▶ [What the task asks] Show only lines that include "JSON".
** begin Task input **
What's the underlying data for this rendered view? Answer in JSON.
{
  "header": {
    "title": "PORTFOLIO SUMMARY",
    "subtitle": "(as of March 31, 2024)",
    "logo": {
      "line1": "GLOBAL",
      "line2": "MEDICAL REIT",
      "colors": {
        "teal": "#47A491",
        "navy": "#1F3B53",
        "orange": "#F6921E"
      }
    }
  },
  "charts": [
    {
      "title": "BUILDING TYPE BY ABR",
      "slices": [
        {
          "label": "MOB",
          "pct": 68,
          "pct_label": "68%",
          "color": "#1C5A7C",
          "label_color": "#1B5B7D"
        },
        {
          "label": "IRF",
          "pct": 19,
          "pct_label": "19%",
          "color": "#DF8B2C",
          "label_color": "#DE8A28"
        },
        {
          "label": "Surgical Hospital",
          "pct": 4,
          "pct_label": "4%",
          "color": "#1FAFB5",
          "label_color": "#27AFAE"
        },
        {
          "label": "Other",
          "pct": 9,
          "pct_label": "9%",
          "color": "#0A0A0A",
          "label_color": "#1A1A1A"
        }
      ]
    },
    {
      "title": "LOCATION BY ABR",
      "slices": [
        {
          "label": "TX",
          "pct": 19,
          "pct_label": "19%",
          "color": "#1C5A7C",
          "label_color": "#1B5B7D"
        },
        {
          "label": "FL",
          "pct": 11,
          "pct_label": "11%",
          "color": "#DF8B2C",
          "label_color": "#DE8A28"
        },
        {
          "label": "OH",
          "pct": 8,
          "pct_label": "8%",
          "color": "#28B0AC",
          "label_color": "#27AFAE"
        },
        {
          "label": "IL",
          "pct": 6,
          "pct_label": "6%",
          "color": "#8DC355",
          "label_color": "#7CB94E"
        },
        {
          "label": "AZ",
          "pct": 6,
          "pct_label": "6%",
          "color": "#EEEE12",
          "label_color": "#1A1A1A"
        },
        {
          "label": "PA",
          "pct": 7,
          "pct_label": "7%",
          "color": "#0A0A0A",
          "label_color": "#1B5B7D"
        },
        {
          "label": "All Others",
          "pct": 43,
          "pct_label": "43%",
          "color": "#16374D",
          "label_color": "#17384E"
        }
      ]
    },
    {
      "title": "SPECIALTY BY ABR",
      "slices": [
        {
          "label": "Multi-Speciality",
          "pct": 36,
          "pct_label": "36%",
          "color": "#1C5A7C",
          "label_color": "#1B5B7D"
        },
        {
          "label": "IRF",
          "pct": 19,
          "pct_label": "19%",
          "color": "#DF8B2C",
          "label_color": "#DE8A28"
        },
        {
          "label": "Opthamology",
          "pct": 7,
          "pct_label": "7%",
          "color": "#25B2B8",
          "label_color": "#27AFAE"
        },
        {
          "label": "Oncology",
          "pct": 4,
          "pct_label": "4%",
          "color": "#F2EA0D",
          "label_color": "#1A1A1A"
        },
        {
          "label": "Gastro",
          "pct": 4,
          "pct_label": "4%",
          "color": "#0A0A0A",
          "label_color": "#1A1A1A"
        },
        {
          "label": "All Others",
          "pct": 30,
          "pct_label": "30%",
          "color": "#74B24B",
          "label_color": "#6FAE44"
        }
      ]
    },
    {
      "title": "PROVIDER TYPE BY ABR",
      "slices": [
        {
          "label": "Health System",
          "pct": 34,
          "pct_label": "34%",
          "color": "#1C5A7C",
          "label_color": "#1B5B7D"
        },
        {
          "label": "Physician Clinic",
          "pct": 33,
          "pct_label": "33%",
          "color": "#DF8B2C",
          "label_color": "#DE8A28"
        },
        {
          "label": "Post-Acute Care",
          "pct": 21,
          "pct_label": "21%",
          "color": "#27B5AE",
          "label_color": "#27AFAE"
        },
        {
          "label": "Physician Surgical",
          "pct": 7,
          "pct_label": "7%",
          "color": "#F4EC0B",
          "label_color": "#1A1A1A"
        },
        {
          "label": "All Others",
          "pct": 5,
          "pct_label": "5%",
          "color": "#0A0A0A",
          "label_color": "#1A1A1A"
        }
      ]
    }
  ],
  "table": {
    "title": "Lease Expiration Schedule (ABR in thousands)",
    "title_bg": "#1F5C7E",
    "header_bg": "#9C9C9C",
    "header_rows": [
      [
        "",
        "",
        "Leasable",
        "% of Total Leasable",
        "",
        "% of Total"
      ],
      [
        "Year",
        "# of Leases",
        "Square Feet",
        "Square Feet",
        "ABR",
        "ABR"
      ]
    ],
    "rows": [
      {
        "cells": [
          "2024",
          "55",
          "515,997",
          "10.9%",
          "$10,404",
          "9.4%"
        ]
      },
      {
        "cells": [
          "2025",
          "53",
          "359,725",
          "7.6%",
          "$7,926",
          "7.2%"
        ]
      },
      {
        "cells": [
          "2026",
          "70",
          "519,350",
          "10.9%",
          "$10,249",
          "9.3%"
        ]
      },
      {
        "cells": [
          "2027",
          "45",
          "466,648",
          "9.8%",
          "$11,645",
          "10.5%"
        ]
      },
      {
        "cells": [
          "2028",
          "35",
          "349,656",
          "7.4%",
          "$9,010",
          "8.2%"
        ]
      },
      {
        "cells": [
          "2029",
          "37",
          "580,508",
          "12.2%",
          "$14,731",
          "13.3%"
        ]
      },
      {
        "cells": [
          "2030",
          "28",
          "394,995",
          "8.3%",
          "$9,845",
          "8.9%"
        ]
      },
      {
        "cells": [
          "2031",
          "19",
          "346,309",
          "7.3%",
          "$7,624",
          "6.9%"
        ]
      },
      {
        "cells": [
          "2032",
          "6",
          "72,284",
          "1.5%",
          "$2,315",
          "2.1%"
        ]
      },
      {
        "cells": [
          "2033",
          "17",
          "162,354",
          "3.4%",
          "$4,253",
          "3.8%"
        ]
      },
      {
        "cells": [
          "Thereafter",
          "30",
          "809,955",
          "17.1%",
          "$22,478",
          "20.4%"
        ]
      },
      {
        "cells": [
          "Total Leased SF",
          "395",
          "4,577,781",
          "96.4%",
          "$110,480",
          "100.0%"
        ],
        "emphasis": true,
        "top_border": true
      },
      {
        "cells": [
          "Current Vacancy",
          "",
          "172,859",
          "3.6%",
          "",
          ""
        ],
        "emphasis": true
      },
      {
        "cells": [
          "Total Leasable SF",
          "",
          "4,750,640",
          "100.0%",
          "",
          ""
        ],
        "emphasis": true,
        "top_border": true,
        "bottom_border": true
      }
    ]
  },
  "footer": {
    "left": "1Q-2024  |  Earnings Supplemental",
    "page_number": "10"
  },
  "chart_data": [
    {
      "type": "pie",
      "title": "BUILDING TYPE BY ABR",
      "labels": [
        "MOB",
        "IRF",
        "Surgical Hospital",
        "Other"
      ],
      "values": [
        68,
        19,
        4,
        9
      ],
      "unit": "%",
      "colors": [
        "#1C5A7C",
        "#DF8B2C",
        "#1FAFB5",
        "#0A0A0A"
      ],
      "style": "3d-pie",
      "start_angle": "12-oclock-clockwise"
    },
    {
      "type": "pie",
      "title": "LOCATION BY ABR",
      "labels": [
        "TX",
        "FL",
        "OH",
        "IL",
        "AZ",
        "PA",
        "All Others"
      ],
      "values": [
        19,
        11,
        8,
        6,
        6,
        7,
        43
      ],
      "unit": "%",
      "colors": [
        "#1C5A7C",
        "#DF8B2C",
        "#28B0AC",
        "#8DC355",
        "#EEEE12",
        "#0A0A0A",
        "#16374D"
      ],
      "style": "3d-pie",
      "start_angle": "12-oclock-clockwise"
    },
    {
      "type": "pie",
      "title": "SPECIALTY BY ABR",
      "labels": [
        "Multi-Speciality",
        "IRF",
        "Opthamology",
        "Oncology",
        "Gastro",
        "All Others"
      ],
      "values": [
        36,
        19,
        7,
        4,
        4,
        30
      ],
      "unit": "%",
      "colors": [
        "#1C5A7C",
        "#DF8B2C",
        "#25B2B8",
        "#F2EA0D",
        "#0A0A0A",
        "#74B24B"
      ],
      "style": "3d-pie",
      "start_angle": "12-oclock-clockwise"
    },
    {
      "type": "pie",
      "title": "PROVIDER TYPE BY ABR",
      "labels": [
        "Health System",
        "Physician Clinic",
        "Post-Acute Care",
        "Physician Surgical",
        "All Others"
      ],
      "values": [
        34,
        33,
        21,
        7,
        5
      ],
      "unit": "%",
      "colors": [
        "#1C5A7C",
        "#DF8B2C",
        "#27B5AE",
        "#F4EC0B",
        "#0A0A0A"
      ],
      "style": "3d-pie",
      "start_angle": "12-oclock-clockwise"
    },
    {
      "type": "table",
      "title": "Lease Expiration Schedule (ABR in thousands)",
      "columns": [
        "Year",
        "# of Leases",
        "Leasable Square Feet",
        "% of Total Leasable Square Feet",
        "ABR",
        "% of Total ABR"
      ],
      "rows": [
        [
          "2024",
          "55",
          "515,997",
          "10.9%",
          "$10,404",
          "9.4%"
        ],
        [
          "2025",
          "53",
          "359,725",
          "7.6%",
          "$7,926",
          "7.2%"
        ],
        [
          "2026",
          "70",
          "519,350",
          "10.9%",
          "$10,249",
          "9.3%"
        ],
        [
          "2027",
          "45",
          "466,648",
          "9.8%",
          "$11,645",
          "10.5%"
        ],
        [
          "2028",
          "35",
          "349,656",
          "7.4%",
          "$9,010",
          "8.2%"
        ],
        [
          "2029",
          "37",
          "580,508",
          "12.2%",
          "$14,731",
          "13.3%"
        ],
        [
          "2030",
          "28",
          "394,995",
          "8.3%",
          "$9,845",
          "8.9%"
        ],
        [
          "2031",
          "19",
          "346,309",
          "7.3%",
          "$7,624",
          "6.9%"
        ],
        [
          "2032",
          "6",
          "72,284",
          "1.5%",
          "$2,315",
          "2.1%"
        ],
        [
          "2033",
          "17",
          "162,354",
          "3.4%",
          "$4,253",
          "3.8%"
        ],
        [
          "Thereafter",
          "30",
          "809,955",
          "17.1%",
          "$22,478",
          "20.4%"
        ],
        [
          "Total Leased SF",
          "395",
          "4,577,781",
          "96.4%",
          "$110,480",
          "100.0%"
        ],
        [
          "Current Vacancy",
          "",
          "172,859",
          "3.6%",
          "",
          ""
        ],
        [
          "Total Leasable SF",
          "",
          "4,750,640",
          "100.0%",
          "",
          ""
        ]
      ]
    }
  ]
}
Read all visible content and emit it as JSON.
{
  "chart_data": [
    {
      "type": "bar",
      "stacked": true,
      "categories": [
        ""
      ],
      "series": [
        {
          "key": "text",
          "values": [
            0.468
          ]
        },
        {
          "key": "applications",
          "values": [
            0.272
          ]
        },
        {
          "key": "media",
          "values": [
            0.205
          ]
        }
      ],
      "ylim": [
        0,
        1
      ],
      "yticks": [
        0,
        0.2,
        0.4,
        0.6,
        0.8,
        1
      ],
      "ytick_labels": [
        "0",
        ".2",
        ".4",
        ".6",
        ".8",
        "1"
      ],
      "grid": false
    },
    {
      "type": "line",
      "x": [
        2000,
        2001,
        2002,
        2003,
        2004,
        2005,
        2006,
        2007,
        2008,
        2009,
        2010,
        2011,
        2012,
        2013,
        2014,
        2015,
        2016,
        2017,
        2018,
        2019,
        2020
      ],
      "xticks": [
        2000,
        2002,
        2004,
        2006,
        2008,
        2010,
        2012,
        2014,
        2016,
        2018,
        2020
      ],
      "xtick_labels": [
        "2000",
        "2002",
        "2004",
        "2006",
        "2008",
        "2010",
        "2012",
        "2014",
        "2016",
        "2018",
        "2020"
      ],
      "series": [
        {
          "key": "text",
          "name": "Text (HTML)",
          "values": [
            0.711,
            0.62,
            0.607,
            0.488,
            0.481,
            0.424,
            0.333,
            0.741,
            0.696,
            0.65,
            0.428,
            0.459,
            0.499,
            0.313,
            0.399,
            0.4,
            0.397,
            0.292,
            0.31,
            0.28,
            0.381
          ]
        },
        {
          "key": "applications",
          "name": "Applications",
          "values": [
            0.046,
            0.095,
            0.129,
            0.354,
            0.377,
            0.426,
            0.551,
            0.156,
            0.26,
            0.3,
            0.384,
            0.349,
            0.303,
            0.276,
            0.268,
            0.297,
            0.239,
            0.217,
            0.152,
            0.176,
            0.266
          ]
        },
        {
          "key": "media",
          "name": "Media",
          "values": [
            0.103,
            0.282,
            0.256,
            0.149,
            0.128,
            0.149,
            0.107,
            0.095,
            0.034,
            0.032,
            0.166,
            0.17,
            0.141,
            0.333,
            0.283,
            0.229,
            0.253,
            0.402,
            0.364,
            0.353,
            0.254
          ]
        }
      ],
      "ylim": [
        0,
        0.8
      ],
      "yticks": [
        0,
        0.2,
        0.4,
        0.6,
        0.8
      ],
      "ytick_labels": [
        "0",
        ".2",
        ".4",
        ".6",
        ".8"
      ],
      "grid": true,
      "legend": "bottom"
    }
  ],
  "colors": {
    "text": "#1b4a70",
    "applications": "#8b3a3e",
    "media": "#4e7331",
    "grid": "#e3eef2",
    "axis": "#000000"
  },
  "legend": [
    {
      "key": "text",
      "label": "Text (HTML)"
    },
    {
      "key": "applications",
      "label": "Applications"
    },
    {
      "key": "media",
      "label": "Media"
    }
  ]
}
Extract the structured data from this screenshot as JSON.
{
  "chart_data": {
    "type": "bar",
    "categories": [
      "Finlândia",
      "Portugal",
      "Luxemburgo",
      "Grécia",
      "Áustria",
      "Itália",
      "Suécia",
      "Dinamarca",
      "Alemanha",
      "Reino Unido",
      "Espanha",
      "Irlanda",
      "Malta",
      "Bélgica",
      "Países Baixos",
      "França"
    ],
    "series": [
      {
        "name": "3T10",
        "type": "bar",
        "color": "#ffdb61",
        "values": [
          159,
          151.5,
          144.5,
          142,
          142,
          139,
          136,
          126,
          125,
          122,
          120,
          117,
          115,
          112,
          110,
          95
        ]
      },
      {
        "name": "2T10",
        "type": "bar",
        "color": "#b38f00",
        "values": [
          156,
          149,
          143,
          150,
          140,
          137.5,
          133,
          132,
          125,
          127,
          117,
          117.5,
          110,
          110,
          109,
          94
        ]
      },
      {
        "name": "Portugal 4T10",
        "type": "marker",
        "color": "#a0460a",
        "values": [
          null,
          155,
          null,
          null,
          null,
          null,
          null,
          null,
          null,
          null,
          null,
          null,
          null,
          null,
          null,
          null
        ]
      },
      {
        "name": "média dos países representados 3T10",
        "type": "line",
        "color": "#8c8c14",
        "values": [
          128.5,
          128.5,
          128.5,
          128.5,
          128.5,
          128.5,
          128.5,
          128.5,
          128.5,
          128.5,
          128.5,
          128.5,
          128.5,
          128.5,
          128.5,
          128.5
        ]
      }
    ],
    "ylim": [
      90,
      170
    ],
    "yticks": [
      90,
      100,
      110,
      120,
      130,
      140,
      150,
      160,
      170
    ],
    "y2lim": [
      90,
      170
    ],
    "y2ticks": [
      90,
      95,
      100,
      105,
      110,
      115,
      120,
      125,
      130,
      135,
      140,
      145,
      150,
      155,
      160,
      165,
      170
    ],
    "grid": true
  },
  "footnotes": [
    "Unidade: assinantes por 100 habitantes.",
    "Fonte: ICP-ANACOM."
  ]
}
** end Task input **
▶ [Response for this exercise]
What's the underlying data for this rendered view? Answer in JSON.
Read all visible content and emit it as JSON.
Extract the structured data from this screenshot as JSON.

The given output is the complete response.